Reproduce each line exactly. Skip none.

· · ·

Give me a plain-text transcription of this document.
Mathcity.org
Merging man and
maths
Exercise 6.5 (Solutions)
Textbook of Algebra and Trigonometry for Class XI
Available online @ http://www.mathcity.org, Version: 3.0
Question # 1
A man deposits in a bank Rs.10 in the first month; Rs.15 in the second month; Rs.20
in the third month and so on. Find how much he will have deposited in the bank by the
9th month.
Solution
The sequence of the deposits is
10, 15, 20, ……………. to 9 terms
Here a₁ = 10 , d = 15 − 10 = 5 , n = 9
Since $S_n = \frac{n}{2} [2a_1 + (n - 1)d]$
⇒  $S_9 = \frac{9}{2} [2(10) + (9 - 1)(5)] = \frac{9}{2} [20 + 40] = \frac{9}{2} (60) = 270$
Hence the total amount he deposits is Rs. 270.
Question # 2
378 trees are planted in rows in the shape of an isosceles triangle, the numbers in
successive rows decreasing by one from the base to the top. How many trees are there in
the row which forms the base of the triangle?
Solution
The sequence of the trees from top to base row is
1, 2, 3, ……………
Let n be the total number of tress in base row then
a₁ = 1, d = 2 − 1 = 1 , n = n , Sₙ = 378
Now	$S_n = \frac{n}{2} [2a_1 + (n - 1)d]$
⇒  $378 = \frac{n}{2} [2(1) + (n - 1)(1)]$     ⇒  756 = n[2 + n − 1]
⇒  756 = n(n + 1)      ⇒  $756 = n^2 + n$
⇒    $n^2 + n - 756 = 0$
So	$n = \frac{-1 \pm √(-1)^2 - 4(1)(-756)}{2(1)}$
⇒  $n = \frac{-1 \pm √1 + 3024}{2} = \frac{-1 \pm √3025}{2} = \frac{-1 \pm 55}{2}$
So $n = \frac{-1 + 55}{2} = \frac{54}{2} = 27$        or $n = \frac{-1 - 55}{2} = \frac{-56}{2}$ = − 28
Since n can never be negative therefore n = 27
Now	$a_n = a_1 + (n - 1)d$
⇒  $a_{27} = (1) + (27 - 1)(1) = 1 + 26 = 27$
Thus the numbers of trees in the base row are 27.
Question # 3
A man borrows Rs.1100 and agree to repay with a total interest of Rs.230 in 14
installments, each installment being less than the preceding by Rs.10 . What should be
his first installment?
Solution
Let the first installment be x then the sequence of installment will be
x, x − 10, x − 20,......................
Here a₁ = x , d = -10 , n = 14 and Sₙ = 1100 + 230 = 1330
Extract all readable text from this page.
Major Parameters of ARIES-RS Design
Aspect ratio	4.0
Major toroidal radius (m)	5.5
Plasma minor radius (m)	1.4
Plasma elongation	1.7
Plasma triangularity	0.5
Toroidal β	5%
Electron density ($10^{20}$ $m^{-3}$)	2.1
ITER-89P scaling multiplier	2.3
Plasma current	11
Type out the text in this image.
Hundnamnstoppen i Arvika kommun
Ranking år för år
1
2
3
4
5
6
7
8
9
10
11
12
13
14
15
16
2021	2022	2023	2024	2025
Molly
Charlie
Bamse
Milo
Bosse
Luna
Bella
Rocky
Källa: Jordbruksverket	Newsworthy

· · ·

* [Result]:
Give me a plain-text transcription of this document.
Mathcity.org
Merging man and
maths
Exercise 6.5 (Solutions)
Textbook of Algebra and Trigonometry for Class XI
Available online @ http://www.mathcity.org, Version: 3.0
Question # 1
A man deposits in a bank Rs.10 in the first month; Rs.15 in the second month; Rs.20
in the third month and so on. Find how much he will have deposited in the bank by the
9th month.
Solution
The sequence of the deposits is
10, 15, 20, ……………. to 9 terms
Here a₁ = 10 , d = 15 − 10 = 5 , n = 9
Since $S_n = \frac{n}{2} [2a_1 + (n - 1)d]$
⇒  $S_9 = \frac{9}{2} [2(10) + (9 - 1)(5)] = \frac{9}{2} [20 + 40] = \frac{9}{2} (60) = 270$
Hence the total amount he deposits is Rs. 270.
Question # 2
378 trees are planted in rows in the shape of an isosceles triangle, the numbers in
successive rows decreasing by one from the base to the top. How many trees are there in
the row which forms the base of the triangle?
Solution
The sequence of the trees from top to base row is
1, 2, 3, ……………
Let n be the total number of tress in base row then
a₁ = 1, d = 2 − 1 = 1 , n = n , Sₙ = 378
Now	$S_n = \frac{n}{2} [2a_1 + (n - 1)d]$
⇒  $378 = \frac{n}{2} [2(1) + (n - 1)(1)]$     ⇒  756 = n[2 + n − 1]
⇒  756 = n(n + 1)      ⇒  $756 = n^2 + n$
⇒    $n^2 + n - 756 = 0$
So	$n = \frac{-1 \pm √(-1)^2 - 4(1)(-756)}{2(1)}$
⇒  $n = \frac{-1 \pm √1 + 3024}{2} = \frac{-1 \pm √3025}{2} = \frac{-1 \pm 55}{2}$
So $n = \frac{-1 + 55}{2} = \frac{54}{2} = 27$        or $n = \frac{-1 - 55}{2} = \frac{-56}{2}$ = − 28
Since n can never be negative therefore n = 27
Now	$a_n = a_1 + (n - 1)d$
⇒  $a_{27} = (1) + (27 - 1)(1) = 1 + 26 = 27$
Thus the numbers of trees in the base row are 27.
Question # 3
A man borrows Rs.1100 and agree to repay with a total interest of Rs.230 in 14
installments, each installment being less than the preceding by Rs.10 . What should be
his first installment?
Solution
Let the first installment be x then the sequence of installment will be
x, x − 10, x − 20,......................
Here a₁ = x , d = -10 , n = 14 and Sₙ = 1100 + 230 = 1330
Extract all readable text from this page.
Major Parameters of ARIES-RS Design
Aspect ratio	4.0
Major toroidal radius (m)	5.5
Plasma minor radius (m)	1.4
Plasma elongation	1.7
Plasma triangularity	0.5
Toroidal β	5%
Electron density ($10^{20}$ $m^{-3}$)	2.1
ITER-89P scaling multiplier	2.3
Plasma current	11
Type out the text in this image.
Hundnamnstoppen i Arvika kommun
Ranking år för år
1
2
3
4
5
6
7
8
9
10
11
12
13
14
15
16
2021	2022	2023	2024	2025
Molly
Charlie
Bamse
Milo
Bosse
Luna
Bella
Rocky
Källa: Jordbruksverket	Newsworthy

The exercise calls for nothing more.